**SHORT PROBLEM:** Filter this material down to the lines that hold "size", copying each one.

**EXCERPTED RECORDS:**
□ □ □ □ □

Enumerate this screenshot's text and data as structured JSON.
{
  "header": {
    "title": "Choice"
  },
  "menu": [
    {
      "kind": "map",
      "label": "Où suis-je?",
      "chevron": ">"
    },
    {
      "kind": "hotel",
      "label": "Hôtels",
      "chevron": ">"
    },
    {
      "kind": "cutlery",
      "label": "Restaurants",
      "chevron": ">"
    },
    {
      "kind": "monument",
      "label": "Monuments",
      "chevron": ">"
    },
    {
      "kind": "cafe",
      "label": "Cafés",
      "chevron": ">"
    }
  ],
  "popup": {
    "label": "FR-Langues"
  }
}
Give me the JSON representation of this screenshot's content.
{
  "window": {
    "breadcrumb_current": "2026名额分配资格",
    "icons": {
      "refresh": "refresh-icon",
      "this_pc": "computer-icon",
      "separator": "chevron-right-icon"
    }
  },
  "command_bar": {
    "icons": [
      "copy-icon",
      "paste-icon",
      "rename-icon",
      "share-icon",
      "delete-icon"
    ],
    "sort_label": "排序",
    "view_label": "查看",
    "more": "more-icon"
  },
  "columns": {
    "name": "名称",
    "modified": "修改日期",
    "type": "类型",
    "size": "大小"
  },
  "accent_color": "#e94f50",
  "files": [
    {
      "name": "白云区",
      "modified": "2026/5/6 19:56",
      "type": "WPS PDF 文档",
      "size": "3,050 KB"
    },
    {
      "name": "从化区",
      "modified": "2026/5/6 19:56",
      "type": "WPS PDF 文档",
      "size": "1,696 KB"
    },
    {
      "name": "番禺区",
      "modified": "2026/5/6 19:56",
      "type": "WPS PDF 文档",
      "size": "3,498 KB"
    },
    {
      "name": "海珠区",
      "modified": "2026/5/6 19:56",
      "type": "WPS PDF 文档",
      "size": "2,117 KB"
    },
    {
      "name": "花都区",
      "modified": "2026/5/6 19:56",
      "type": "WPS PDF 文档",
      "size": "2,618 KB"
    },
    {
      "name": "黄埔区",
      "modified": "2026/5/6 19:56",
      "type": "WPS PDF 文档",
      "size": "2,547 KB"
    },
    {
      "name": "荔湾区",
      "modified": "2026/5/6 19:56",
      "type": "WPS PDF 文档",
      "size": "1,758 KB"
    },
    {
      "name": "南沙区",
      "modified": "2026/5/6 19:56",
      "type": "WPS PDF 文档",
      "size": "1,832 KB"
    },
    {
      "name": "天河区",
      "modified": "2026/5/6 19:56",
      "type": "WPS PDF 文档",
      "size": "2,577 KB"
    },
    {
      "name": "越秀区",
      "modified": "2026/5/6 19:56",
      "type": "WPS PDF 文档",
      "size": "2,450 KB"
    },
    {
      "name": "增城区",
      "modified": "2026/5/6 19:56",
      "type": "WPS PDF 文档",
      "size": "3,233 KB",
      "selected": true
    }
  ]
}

□ □ □ □ □

**OUTPUT FOR THIS EXERCISE:**
    "size": "大小"
      "size": "3,050 KB"
      "size": "1,696 KB"
      "size": "3,498 KB"
      "size": "2,117 KB"
      "size": "2,618 KB"
      "size": "2,547 KB"
      "size": "1,758 KB"
      "size": "1,832 KB"
      "size": "2,577 KB"
      "size": "2,450 KB"
      "size": "3,233 KB",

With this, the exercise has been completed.